[Saved entries]:
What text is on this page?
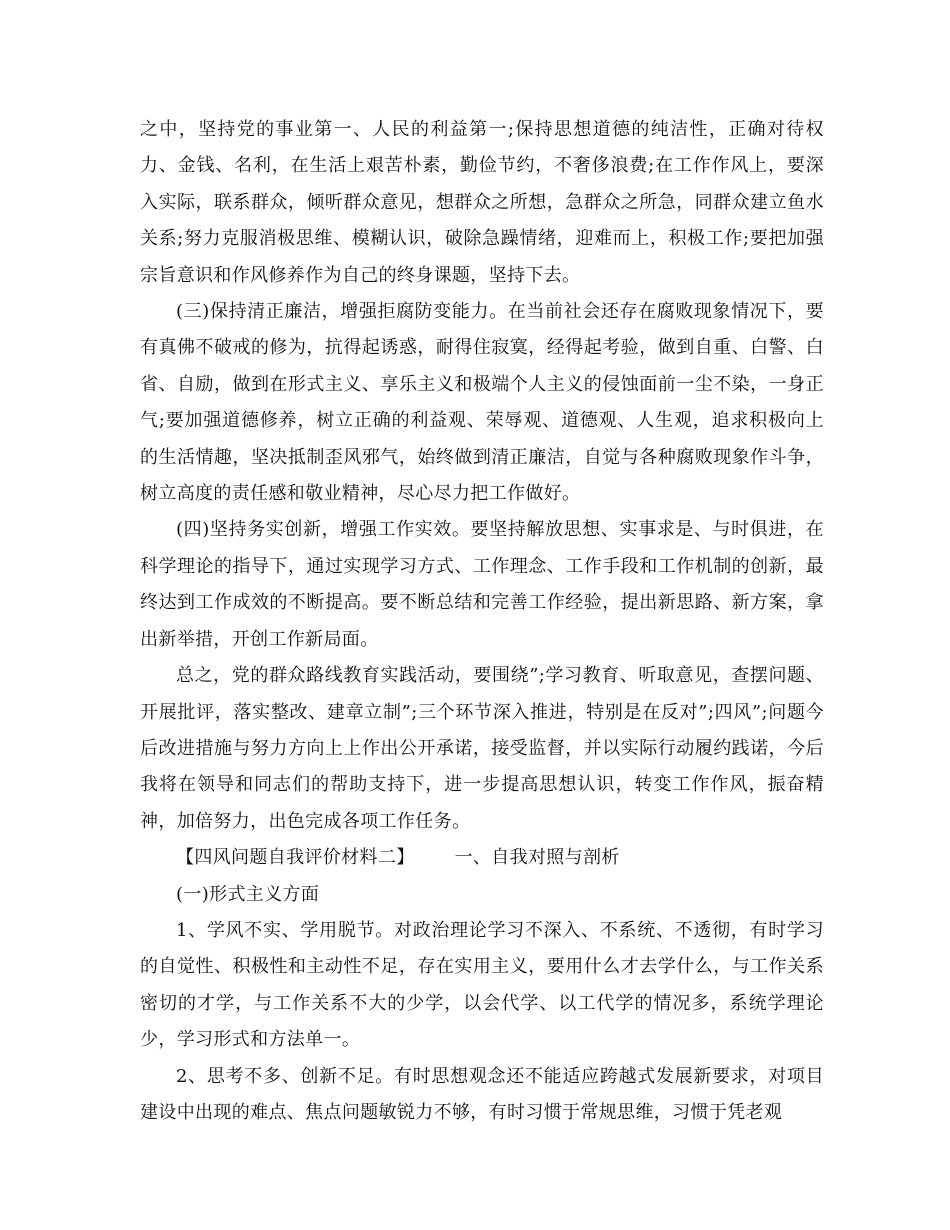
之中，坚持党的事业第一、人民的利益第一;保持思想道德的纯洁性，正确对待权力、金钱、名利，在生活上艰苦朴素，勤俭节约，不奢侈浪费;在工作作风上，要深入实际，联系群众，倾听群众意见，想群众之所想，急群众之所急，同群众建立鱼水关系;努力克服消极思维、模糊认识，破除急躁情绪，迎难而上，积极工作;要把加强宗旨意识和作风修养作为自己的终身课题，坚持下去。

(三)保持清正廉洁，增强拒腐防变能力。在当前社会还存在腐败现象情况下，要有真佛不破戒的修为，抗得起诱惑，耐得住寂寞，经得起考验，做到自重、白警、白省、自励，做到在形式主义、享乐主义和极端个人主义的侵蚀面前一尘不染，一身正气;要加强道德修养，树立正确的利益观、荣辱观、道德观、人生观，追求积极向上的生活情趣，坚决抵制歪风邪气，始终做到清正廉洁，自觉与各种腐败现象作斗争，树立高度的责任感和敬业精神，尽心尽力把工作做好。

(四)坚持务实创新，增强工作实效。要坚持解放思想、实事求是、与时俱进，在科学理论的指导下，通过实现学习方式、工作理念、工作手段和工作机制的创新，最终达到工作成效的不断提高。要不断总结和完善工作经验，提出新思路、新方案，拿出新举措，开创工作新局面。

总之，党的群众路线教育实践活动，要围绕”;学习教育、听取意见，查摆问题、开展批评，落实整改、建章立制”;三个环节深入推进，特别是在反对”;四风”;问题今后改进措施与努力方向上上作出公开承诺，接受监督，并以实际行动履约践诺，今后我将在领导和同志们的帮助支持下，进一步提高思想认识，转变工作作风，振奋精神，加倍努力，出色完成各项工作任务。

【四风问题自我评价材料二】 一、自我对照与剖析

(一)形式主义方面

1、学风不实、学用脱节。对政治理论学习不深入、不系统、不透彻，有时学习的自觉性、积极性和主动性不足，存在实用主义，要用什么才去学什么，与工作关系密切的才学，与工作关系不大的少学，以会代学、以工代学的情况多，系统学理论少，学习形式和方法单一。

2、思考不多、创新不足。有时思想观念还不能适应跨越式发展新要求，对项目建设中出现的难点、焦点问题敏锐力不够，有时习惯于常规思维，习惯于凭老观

[TASK]: Leave out the pictures and copy every record above exactly.

[FINISHED EXERCISE]:
What text is on this page?
之中，坚持党的事业第一、人民的利益第一;保持思想道德的纯洁性，正确对待权力、金钱、名利，在生活上艰苦朴素，勤俭节约，不奢侈浪费;在工作作风上，要深入实际，联系群众，倾听群众意见，想群众之所想，急群众之所急，同群众建立鱼水关系;努力克服消极思维、模糊认识，破除急躁情绪，迎难而上，积极工作;要把加强宗旨意识和作风修养作为自己的终身课题，坚持下去。

(三)保持清正廉洁，增强拒腐防变能力。在当前社会还存在腐败现象情况下，要有真佛不破戒的修为，抗得起诱惑，耐得住寂寞，经得起考验，做到自重、白警、白省、自励，做到在形式主义、享乐主义和极端个人主义的侵蚀面前一尘不染，一身正气;要加强道德修养，树立正确的利益观、荣辱观、道德观、人生观，追求积极向上的生活情趣，坚决抵制歪风邪气，始终做到清正廉洁，自觉与各种腐败现象作斗争，树立高度的责任感和敬业精神，尽心尽力把工作做好。

(四)坚持务实创新，增强工作实效。要坚持解放思想、实事求是、与时俱进，在科学理论的指导下，通过实现学习方式、工作理念、工作手段和工作机制的创新，最终达到工作成效的不断提高。要不断总结和完善工作经验，提出新思路、新方案，拿出新举措，开创工作新局面。

总之，党的群众路线教育实践活动，要围绕”;学习教育、听取意见，查摆问题、开展批评，落实整改、建章立制”;三个环节深入推进，特别是在反对”;四风”;问题今后改进措施与努力方向上上作出公开承诺，接受监督，并以实际行动履约践诺，今后我将在领导和同志们的帮助支持下，进一步提高思想认识，转变工作作风，振奋精神，加倍努力，出色完成各项工作任务。

【四风问题自我评价材料二】 一、自我对照与剖析

(一)形式主义方面

1、学风不实、学用脱节。对政治理论学习不深入、不系统、不透彻，有时学习的自觉性、积极性和主动性不足，存在实用主义，要用什么才去学什么，与工作关系密切的才学，与工作关系不大的少学，以会代学、以工代学的情况多，系统学理论少，学习形式和方法单一。

2、思考不多、创新不足。有时思想观念还不能适应跨越式发展新要求，对项目建设中出现的难点、焦点问题敏锐力不够，有时习惯于常规思维，习惯于凭老观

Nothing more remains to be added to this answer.